PROBLEM
Return the count of lines with the string "endast" in them, and nothing else.

PROVIDED DATA
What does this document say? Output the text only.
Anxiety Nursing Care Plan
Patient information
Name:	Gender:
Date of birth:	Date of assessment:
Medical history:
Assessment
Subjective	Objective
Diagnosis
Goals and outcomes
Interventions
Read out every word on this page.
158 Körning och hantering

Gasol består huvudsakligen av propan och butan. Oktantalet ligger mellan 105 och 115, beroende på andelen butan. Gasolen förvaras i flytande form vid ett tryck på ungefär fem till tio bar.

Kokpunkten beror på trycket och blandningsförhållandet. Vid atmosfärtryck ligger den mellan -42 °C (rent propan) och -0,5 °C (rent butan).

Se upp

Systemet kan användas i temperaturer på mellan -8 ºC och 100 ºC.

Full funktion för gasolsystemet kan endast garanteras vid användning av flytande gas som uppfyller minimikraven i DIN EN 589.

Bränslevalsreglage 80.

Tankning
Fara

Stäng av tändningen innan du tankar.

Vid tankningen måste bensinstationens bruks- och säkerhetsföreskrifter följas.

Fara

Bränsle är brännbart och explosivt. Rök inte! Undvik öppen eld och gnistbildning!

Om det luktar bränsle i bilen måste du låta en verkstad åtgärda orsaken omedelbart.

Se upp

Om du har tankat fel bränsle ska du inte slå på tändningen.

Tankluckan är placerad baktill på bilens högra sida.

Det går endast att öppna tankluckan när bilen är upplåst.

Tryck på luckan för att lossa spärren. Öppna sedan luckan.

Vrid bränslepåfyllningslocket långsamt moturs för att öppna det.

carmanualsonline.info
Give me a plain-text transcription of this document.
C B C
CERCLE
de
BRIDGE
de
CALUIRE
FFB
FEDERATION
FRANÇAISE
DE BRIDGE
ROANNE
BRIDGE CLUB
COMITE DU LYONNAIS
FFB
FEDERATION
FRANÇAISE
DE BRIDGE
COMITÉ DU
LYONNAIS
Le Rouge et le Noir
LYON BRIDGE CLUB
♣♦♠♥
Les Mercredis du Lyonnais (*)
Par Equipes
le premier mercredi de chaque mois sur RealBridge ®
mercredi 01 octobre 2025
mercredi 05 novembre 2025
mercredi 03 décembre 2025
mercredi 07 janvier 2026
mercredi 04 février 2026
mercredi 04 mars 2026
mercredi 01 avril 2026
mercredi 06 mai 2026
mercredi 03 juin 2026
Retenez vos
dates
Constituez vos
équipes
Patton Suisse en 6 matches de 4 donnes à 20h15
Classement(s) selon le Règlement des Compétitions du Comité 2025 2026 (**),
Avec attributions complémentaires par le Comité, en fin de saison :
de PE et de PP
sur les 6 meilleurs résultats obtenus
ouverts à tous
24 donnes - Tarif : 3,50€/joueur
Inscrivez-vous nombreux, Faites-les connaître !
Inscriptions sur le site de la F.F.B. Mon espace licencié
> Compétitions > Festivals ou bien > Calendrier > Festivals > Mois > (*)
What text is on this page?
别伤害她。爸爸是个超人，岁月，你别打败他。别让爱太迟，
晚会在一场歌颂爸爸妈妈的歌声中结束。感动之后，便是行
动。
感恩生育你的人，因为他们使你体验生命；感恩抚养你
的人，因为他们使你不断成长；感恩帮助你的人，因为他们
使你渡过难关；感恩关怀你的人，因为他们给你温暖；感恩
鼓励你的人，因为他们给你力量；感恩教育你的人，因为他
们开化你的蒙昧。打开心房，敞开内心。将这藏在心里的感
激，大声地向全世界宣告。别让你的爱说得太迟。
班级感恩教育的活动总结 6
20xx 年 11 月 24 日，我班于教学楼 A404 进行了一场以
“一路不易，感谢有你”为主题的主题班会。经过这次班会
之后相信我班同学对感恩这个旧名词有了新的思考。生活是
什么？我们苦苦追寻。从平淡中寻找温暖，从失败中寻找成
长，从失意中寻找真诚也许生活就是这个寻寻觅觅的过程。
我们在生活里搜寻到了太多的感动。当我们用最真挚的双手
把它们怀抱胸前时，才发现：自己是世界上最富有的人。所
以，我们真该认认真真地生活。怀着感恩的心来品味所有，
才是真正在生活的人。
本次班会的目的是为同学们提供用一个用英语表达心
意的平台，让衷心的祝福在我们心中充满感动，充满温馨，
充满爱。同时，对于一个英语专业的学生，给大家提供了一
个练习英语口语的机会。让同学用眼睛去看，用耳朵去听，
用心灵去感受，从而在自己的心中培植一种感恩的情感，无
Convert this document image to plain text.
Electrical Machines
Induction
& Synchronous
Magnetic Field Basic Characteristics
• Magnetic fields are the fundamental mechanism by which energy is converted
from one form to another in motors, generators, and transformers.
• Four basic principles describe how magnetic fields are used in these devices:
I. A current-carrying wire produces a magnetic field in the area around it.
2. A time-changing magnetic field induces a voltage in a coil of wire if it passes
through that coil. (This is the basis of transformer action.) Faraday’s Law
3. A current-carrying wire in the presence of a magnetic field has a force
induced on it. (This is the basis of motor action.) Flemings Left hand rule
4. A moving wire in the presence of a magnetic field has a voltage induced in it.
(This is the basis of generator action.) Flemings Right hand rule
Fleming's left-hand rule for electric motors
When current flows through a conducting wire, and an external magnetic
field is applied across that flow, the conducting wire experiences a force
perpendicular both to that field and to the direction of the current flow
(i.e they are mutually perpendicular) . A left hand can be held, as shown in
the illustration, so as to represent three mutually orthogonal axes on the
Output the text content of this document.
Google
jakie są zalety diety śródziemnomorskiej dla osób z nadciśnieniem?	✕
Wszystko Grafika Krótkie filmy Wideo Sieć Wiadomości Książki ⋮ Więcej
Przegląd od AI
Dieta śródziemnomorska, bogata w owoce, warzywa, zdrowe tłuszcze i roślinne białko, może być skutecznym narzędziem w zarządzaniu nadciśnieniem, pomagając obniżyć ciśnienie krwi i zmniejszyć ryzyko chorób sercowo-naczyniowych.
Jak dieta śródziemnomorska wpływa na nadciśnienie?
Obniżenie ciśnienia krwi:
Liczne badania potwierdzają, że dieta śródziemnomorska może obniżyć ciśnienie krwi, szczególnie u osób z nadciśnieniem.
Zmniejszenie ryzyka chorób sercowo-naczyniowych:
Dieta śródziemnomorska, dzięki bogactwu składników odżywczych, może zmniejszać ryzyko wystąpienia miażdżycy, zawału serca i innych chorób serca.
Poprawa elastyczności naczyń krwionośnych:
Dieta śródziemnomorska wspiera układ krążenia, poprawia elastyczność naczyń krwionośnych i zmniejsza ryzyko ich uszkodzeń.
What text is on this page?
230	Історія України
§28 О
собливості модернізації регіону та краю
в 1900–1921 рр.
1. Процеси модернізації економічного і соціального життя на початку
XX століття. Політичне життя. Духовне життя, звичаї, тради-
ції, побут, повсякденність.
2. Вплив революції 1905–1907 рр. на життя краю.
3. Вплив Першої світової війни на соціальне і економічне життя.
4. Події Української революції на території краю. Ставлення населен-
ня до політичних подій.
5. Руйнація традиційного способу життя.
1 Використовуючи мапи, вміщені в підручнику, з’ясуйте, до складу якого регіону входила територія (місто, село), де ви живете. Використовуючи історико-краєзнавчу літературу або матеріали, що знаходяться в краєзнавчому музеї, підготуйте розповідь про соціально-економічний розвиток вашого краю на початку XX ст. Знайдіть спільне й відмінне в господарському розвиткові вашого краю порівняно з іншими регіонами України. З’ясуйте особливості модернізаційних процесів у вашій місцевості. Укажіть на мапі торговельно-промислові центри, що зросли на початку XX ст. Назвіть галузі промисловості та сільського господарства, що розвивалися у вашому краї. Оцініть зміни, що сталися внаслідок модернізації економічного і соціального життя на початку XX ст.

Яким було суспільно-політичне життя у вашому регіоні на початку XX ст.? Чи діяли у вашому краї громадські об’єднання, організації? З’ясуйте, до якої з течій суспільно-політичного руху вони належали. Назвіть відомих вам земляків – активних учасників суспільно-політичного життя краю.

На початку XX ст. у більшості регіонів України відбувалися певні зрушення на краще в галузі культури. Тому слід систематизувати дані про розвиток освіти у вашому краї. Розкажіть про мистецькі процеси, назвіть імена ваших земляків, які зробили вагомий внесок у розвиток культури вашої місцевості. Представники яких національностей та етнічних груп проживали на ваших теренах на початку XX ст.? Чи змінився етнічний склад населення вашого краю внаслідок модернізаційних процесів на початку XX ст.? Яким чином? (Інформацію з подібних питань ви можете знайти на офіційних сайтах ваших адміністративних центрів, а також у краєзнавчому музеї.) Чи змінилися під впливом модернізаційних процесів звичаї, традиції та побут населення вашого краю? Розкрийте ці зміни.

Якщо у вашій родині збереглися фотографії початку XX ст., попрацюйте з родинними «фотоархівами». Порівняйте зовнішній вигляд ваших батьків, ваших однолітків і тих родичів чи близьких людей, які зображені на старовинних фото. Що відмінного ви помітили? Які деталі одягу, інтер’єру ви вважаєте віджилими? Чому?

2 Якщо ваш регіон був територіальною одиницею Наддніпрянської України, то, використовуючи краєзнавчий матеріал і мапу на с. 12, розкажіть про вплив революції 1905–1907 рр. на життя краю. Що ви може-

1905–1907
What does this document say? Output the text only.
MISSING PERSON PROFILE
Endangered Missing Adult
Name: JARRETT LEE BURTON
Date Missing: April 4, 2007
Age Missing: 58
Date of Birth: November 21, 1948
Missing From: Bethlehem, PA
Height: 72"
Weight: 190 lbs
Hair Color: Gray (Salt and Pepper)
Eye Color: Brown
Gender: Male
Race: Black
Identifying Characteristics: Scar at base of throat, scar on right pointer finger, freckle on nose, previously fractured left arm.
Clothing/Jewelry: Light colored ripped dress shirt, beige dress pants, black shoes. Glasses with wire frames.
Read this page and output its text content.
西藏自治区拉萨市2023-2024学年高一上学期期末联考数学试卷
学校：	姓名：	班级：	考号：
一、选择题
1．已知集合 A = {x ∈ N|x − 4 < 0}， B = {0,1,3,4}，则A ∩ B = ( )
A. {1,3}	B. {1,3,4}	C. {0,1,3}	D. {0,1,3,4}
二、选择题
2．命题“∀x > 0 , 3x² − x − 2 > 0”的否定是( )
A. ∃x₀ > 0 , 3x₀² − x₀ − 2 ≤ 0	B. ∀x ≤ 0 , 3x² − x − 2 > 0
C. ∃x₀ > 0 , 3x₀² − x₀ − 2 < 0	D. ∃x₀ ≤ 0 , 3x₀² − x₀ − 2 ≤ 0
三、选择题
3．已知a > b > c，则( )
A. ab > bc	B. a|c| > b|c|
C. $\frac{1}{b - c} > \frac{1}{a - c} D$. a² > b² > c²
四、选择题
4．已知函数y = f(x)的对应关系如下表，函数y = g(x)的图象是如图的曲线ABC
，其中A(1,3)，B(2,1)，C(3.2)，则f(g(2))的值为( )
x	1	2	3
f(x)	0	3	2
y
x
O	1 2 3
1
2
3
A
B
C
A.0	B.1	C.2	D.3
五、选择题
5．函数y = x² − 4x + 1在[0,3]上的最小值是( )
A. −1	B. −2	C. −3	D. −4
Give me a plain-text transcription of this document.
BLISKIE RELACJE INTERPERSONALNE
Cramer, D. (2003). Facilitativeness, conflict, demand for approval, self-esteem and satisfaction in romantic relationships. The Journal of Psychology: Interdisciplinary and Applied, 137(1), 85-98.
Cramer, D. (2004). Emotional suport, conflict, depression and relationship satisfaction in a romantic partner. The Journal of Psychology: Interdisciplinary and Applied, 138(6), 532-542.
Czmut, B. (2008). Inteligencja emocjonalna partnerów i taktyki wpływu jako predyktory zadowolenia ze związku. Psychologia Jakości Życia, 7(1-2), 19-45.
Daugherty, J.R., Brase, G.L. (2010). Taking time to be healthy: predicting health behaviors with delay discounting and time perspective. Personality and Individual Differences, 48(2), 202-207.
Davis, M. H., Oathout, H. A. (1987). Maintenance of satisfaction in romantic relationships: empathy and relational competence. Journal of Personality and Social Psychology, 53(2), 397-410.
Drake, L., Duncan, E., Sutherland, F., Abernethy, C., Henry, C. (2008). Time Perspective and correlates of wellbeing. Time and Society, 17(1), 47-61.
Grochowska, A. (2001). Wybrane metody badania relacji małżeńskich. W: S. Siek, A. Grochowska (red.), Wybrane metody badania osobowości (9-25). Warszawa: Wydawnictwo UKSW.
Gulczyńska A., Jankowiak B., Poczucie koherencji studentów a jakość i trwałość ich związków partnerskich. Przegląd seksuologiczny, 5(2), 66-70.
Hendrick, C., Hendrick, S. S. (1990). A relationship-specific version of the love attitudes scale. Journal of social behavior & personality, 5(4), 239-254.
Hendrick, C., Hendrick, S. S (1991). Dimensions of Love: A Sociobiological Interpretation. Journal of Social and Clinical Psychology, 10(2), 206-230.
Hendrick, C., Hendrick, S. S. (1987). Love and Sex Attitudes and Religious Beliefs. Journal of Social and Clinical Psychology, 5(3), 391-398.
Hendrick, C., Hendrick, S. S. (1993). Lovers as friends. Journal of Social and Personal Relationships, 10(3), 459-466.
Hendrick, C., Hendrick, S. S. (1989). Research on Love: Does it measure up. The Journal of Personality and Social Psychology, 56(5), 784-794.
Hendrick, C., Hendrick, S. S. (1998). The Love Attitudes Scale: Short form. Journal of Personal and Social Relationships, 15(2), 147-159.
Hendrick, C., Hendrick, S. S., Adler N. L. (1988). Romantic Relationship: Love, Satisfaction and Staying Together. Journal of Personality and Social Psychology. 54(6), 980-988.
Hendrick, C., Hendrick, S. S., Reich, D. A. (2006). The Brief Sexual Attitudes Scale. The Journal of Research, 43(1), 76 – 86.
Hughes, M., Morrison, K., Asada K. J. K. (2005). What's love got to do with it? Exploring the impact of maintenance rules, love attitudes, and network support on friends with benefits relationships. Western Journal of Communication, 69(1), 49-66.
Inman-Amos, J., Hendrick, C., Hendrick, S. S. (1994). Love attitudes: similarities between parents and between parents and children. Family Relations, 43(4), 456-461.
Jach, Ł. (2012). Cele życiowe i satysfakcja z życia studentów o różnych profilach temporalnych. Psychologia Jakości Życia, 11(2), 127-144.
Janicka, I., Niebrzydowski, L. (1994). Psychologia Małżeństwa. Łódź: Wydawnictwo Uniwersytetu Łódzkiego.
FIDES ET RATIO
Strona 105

EXPECTED ANSWER
2